◆ **Written problem**: Return each line that holds the word "供应商名称".

## START Data in this exercise

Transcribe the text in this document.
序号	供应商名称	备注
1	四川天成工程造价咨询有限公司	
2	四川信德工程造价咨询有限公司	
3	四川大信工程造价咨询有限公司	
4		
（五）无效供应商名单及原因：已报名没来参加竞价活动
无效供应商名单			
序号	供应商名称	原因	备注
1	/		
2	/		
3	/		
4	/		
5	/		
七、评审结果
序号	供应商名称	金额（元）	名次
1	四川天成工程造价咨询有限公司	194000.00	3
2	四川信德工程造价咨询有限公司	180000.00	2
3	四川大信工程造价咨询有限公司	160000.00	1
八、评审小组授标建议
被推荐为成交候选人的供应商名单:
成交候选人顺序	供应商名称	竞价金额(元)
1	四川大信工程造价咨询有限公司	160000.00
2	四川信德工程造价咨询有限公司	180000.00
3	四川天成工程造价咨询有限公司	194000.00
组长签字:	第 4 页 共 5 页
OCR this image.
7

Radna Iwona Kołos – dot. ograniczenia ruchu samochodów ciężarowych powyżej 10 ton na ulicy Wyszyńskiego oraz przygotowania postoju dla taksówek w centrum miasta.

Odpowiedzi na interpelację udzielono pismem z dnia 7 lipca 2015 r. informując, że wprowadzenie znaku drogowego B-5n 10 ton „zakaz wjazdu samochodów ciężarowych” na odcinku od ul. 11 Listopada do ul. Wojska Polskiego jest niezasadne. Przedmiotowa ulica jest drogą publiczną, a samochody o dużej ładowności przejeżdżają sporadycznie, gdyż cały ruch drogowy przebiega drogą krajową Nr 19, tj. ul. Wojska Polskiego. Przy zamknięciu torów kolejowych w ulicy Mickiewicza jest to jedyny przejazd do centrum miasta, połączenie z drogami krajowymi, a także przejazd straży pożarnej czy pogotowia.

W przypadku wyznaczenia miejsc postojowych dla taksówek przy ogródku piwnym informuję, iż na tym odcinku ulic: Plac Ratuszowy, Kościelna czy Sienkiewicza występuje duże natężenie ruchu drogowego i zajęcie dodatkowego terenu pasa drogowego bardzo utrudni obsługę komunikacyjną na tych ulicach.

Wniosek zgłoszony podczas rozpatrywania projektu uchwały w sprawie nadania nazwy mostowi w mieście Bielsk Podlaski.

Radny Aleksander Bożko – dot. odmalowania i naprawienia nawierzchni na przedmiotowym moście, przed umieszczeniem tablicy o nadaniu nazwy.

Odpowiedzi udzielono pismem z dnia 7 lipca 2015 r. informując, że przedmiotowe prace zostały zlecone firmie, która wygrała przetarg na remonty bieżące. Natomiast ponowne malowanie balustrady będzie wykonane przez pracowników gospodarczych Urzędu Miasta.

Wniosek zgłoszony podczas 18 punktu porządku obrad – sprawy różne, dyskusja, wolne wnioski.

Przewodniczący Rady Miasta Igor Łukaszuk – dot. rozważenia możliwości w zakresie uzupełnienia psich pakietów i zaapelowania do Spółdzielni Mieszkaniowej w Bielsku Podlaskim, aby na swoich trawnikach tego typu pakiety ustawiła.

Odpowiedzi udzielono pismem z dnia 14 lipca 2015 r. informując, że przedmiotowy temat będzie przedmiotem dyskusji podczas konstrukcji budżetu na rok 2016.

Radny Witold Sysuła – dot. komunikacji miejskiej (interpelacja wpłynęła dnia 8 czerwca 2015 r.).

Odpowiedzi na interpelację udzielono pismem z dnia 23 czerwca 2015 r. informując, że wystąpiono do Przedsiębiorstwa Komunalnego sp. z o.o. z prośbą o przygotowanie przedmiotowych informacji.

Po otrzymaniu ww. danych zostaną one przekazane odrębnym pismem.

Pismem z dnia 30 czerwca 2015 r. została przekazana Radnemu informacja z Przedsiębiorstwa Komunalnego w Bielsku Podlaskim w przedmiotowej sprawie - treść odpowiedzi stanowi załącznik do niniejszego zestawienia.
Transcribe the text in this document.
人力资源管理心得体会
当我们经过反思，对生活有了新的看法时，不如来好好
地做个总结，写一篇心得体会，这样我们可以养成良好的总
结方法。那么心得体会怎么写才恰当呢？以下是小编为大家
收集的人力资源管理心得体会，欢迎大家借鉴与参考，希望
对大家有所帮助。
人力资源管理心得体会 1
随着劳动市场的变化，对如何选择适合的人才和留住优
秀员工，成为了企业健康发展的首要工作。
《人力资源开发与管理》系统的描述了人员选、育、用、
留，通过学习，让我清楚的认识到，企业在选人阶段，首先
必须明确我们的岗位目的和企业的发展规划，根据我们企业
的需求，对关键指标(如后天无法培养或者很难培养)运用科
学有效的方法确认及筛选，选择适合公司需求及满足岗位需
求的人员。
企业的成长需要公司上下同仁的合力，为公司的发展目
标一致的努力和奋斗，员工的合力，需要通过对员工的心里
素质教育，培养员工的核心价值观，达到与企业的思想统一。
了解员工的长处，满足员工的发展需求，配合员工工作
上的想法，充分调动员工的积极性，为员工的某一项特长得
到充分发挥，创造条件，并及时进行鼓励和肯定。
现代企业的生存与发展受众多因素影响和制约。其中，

## END Data in this exercise

◆ **Task output**:
序号	供应商名称	备注
序号	供应商名称	原因	备注
序号	供应商名称	金额（元）	名次
成交候选人顺序	供应商名称	竞价金额(元)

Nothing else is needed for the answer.